Aim:
Copy the data below exactly.

____ Records for this exercise

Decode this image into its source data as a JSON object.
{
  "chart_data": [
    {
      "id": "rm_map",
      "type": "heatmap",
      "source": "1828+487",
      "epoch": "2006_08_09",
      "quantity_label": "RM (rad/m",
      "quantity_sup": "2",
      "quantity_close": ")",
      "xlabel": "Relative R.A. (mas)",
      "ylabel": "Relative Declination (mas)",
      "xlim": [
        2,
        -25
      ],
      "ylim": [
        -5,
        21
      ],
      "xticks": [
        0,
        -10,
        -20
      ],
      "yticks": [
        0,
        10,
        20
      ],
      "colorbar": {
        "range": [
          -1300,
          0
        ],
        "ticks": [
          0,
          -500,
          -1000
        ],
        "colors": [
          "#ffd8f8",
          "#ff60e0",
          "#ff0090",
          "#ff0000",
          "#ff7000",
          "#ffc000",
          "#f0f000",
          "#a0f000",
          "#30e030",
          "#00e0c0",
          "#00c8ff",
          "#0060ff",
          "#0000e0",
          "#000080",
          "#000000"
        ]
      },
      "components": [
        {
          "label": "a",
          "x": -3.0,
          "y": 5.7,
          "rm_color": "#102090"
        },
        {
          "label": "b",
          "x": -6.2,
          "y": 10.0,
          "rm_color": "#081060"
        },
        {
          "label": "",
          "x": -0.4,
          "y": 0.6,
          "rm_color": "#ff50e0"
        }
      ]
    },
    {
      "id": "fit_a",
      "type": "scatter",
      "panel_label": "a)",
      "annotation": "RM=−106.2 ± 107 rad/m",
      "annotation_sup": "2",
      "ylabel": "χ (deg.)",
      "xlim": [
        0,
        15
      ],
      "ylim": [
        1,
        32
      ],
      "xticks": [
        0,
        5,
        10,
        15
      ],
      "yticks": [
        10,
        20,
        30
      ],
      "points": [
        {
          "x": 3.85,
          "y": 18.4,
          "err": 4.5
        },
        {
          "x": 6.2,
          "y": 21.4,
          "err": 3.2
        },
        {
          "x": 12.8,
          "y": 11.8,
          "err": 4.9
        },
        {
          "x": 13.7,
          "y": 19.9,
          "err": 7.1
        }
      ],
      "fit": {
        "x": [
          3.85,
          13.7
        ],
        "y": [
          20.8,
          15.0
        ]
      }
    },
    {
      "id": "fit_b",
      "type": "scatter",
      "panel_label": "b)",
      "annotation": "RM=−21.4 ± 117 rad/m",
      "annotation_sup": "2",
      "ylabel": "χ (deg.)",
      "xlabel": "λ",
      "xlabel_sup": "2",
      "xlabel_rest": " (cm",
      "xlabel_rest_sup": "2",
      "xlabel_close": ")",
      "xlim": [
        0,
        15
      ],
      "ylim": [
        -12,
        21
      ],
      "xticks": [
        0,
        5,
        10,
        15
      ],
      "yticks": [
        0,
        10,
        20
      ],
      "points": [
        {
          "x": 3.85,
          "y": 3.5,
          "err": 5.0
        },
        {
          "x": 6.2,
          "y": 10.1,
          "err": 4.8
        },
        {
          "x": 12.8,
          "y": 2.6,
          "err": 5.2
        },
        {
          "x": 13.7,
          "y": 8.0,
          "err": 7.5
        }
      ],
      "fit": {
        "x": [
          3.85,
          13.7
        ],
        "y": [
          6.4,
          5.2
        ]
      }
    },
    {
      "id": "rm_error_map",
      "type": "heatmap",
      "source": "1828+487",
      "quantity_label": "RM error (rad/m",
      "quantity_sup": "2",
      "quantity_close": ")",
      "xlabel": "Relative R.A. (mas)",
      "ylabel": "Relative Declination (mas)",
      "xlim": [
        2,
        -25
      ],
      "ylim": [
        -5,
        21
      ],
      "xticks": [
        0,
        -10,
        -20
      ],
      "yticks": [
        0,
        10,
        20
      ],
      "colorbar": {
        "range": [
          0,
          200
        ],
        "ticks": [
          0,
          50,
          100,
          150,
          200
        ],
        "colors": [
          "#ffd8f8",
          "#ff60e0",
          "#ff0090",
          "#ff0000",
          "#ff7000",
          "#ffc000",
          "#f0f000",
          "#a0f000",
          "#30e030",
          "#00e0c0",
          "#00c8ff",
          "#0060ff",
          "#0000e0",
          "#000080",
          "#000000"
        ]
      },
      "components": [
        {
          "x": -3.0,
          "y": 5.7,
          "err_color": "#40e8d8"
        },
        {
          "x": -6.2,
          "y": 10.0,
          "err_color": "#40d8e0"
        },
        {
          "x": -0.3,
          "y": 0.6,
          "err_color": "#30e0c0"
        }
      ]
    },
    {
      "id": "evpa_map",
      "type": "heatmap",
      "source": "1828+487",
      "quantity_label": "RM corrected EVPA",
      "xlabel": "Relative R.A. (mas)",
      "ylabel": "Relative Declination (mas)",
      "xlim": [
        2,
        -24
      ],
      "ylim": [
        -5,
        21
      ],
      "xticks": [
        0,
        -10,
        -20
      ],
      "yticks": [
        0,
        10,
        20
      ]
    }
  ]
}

________

Written answer:
Decode this image into its source data as a JSON object.
{
  "chart_data": [
    {
      "id": "rm_map",
      "type": "heatmap",
      "source": "1828+487",
      "epoch": "2006_08_09",
      "quantity_label": "RM (rad/m",
      "quantity_sup": "2",
      "quantity_close": ")",
      "xlabel": "Relative R.A. (mas)",
      "ylabel": "Relative Declination (mas)",
      "xlim": [
        2,
        -25
      ],
      "ylim": [
        -5,
        21
      ],
      "xticks": [
        0,
        -10,
        -20
      ],
      "yticks": [
        0,
        10,
        20
      ],
      "colorbar": {
        "range": [
          -1300,
          0
        ],
        "ticks": [
          0,
          -500,
          -1000
        ],
        "colors": [
          "#ffd8f8",
          "#ff60e0",
          "#ff0090",
          "#ff0000",
          "#ff7000",
          "#ffc000",
          "#f0f000",
          "#a0f000",
          "#30e030",
          "#00e0c0",
          "#00c8ff",
          "#0060ff",
          "#0000e0",
          "#000080",
          "#000000"
        ]
      },
      "components": [
        {
          "label": "a",
          "x": -3.0,
          "y": 5.7,
          "rm_color": "#102090"
        },
        {
          "label": "b",
          "x": -6.2,
          "y": 10.0,
          "rm_color": "#081060"
        },
        {
          "label": "",
          "x": -0.4,
          "y": 0.6,
          "rm_color": "#ff50e0"
        }
      ]
    },
    {
      "id": "fit_a",
      "type": "scatter",
      "panel_label": "a)",
      "annotation": "RM=−106.2 ± 107 rad/m",
      "annotation_sup": "2",
      "ylabel": "χ (deg.)",
      "xlim": [
        0,
        15
      ],
      "ylim": [
        1,
        32
      ],
      "xticks": [
        0,
        5,
        10,
        15
      ],
      "yticks": [
        10,
        20,
        30
      ],
      "points": [
        {
          "x": 3.85,
          "y": 18.4,
          "err": 4.5
        },
        {
          "x": 6.2,
          "y": 21.4,
          "err": 3.2
        },
        {
          "x": 12.8,
          "y": 11.8,
          "err": 4.9
        },
        {
          "x": 13.7,
          "y": 19.9,
          "err": 7.1
        }
      ],
      "fit": {
        "x": [
          3.85,
          13.7
        ],
        "y": [
          20.8,
          15.0
        ]
      }
    },
    {
      "id": "fit_b",
      "type": "scatter",
      "panel_label": "b)",
      "annotation": "RM=−21.4 ± 117 rad/m",
      "annotation_sup": "2",
      "ylabel": "χ (deg.)",
      "xlabel": "λ",
      "xlabel_sup": "2",
      "xlabel_rest": " (cm",
      "xlabel_rest_sup": "2",
      "xlabel_close": ")",
      "xlim": [
        0,
        15
      ],
      "ylim": [
        -12,
        21
      ],
      "xticks": [
        0,
        5,
        10,
        15
      ],
      "yticks": [
        0,
        10,
        20
      ],
      "points": [
        {
          "x": 3.85,
          "y": 3.5,
          "err": 5.0
        },
        {
          "x": 6.2,
          "y": 10.1,
          "err": 4.8
        },
        {
          "x": 12.8,
          "y": 2.6,
          "err": 5.2
        },
        {
          "x": 13.7,
          "y": 8.0,
          "err": 7.5
        }
      ],
      "fit": {
        "x": [
          3.85,
          13.7
        ],
        "y": [
          6.4,
          5.2
        ]
      }
    },
    {
      "id": "rm_error_map",
      "type": "heatmap",
      "source": "1828+487",
      "quantity_label": "RM error (rad/m",
      "quantity_sup": "2",
      "quantity_close": ")",
      "xlabel": "Relative R.A. (mas)",
      "ylabel": "Relative Declination (mas)",
      "xlim": [
        2,
        -25
      ],
      "ylim": [
        -5,
        21
      ],
      "xticks": [
        0,
        -10,
        -20
      ],
      "yticks": [
        0,
        10,
        20
      ],
      "colorbar": {
        "range": [
          0,
          200
        ],
        "ticks": [
          0,
          50,
          100,
          150,
          200
        ],
        "colors": [
          "#ffd8f8",
          "#ff60e0",
          "#ff0090",
          "#ff0000",
          "#ff7000",
          "#ffc000",
          "#f0f000",
          "#a0f000",
          "#30e030",
          "#00e0c0",
          "#00c8ff",
          "#0060ff",
          "#0000e0",
          "#000080",
          "#000000"
        ]
      },
      "components": [
        {
          "x": -3.0,
          "y": 5.7,
          "err_color": "#40e8d8"
        },
        {
          "x": -6.2,
          "y": 10.0,
          "err_color": "#40d8e0"
        },
        {
          "x": -0.3,
          "y": 0.6,
          "err_color": "#30e0c0"
        }
      ]
    },
    {
      "id": "evpa_map",
      "type": "heatmap",
      "source": "1828+487",
      "quantity_label": "RM corrected EVPA",
      "xlabel": "Relative R.A. (mas)",
      "ylabel": "Relative Declination (mas)",
      "xlim": [
        2,
        -24
      ],
      "ylim": [
        -5,
        21
      ],
      "xticks": [
        0,
        -10,
        -20
      ],
      "yticks": [
        0,
        10,
        20
      ]
    }
  ]
}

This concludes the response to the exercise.